(Stored data entries)

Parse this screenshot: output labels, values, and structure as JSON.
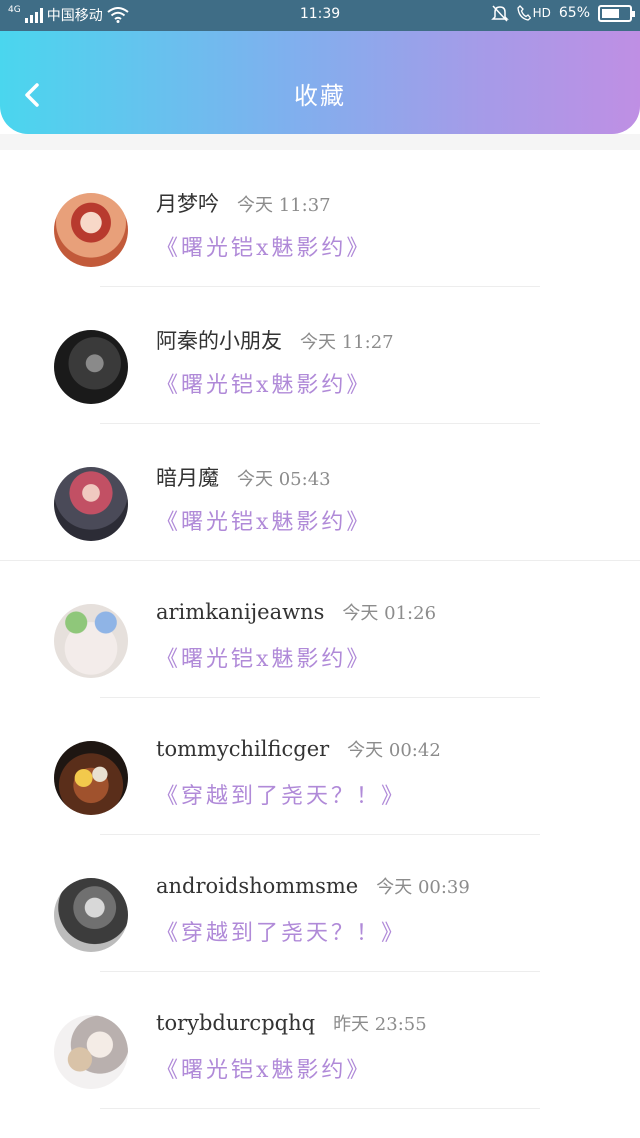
{
  "status_bar": {
    "network": "4G",
    "carrier": "中国移动",
    "time": "11:39",
    "hd": "HD",
    "battery": "65%",
    "battery_level": 0.65
  },
  "header": {
    "title": "收藏",
    "back_icon": "chevron-left-icon"
  },
  "colors": {
    "header_gradient": [
      "#4ad6ee",
      "#bf8fe4"
    ],
    "book_title": "#b08ad8",
    "name": "#333333",
    "time": "#8c8c8c"
  },
  "favorites": [
    {
      "name": "月梦吟",
      "time": "今天 11:37",
      "book": "《曙光铠x魅影约》"
    },
    {
      "name": "阿秦的小朋友",
      "time": "今天 11:27",
      "book": "《曙光铠x魅影约》"
    },
    {
      "name": "暗月魔",
      "time": "今天 05:43",
      "book": "《曙光铠x魅影约》"
    },
    {
      "name": "arimkanijeawns",
      "time": "今天 01:26",
      "book": "《曙光铠x魅影约》"
    },
    {
      "name": "tommychilficger",
      "time": "今天 00:42",
      "book": "《穿越到了尧天？！》"
    },
    {
      "name": "androidshommsme",
      "time": "今天 00:39",
      "book": "《穿越到了尧天？！》"
    },
    {
      "name": "torybdurcpqhq",
      "time": "昨天 23:55",
      "book": "《曙光铠x魅影约》"
    }
  ]
}
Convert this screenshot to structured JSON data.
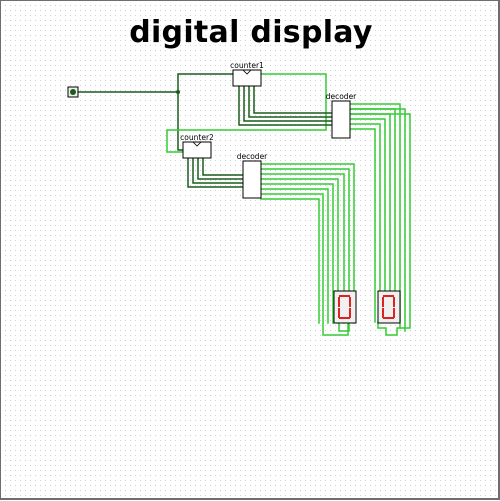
{
  "title": "digital display",
  "components": {
    "counter1": {
      "label": "counter1"
    },
    "counter2": {
      "label": "counter2"
    },
    "decoder_top": {
      "label": "decoder"
    },
    "decoder_bottom": {
      "label": "decoder"
    },
    "display_left": {
      "digit": "0"
    },
    "display_right": {
      "digit": "0"
    }
  },
  "colors": {
    "wire_dark": "#1a5c1a",
    "wire_light": "#33cc33",
    "segment": "#dd2222",
    "component_border": "#000000"
  },
  "icons": {
    "clock": "clock-source-icon"
  }
}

WHAT TO PRODUCE - Return the listing above in full and without alteration, excluding its pictures.

FULL RESPONSE -
Parse this screenshot: output labels, values, and structure as JSON.
{
  "status_bar": {
    "network": "4G",
    "carrier": "中国移动",
    "time": "11:39",
    "hd": "HD",
    "battery": "65%",
    "battery_level": 0.65
  },
  "header": {
    "title": "收藏",
    "back_icon": "chevron-left-icon"
  },
  "colors": {
    "header_gradient": [
      "#4ad6ee",
      "#bf8fe4"
    ],
    "book_title": "#b08ad8",
    "name": "#333333",
    "time": "#8c8c8c"
  },
  "favorites": [
    {
      "name": "月梦吟",
      "time": "今天 11:37",
      "book": "《曙光铠x魅影约》"
    },
    {
      "name": "阿秦的小朋友",
      "time": "今天 11:27",
      "book": "《曙光铠x魅影约》"
    },
    {
      "name": "暗月魔",
      "time": "今天 05:43",
      "book": "《曙光铠x魅影约》"
    },
    {
      "name": "arimkanijeawns",
      "time": "今天 01:26",
      "book": "《曙光铠x魅影约》"
    },
    {
      "name": "tommychilficger",
      "time": "今天 00:42",
      "book": "《穿越到了尧天？！》"
    },
    {
      "name": "androidshommsme",
      "time": "今天 00:39",
      "book": "《穿越到了尧天？！》"
    },
    {
      "name": "torybdurcpqhq",
      "time": "昨天 23:55",
      "book": "《曙光铠x魅影约》"
    }
  ]
}
Convert this screenshot to structured JSON data.
{
  "title": "digital display",
  "components": {
    "counter1": {
      "label": "counter1"
    },
    "counter2": {
      "label": "counter2"
    },
    "decoder_top": {
      "label": "decoder"
    },
    "decoder_bottom": {
      "label": "decoder"
    },
    "display_left": {
      "digit": "0"
    },
    "display_right": {
      "digit": "0"
    }
  },
  "colors": {
    "wire_dark": "#1a5c1a",
    "wire_light": "#33cc33",
    "segment": "#dd2222",
    "component_border": "#000000"
  },
  "icons": {
    "clock": "clock-source-icon"
  }
}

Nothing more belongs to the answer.